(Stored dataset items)

┌──

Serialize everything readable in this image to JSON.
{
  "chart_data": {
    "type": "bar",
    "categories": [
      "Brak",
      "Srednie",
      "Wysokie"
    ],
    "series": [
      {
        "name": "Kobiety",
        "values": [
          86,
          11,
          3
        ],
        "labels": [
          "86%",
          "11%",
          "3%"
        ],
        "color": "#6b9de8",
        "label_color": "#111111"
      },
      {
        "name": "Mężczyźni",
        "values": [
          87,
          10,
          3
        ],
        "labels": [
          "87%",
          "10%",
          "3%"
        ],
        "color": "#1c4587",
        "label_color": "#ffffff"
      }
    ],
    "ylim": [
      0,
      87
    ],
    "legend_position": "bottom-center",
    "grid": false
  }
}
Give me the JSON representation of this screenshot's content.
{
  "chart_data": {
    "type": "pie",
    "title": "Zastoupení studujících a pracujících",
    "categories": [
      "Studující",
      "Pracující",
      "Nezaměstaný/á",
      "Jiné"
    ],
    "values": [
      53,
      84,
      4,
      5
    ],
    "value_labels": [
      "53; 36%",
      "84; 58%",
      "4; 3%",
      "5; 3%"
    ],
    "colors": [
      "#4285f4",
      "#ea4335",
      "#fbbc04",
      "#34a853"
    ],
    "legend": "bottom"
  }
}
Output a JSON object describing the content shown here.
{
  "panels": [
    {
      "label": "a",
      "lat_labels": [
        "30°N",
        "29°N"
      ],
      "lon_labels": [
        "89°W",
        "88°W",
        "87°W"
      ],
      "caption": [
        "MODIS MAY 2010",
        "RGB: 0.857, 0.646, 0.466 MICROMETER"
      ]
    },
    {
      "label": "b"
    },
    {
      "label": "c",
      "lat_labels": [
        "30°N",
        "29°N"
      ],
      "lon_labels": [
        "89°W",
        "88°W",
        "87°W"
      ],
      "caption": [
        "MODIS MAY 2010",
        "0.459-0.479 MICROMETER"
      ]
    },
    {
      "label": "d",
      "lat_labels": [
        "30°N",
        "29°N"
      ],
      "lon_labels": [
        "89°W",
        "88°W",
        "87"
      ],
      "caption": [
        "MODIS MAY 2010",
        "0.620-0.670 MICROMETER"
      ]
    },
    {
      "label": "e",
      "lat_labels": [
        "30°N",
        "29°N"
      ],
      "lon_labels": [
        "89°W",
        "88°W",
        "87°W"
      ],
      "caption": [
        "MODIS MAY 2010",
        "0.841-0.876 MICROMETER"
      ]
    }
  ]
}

└──

Output exactly the lines above, from the one holding "Output a JSON" through the end of the data, including the first and last.

Output a JSON object describing the content shown here.
{
  "panels": [
    {
      "label": "a",
      "lat_labels": [
        "30°N",
        "29°N"
      ],
      "lon_labels": [
        "89°W",
        "88°W",
        "87°W"
      ],
      "caption": [
        "MODIS MAY 2010",
        "RGB: 0.857, 0.646, 0.466 MICROMETER"
      ]
    },
    {
      "label": "b"
    },
    {
      "label": "c",
      "lat_labels": [
        "30°N",
        "29°N"
      ],
      "lon_labels": [
        "89°W",
        "88°W",
        "87°W"
      ],
      "caption": [
        "MODIS MAY 2010",
        "0.459-0.479 MICROMETER"
      ]
    },
    {
      "label": "d",
      "lat_labels": [
        "30°N",
        "29°N"
      ],
      "lon_labels": [
        "89°W",
        "88°W",
        "87"
      ],
      "caption": [
        "MODIS MAY 2010",
        "0.620-0.670 MICROMETER"
      ]
    },
    {
      "label": "e",
      "lat_labels": [
        "30°N",
        "29°N"
      ],
      "lon_labels": [
        "89°W",
        "88°W",
        "87°W"
      ],
      "caption": [
        "MODIS MAY 2010",
        "0.841-0.876 MICROMETER"
      ]
    }
  ]
}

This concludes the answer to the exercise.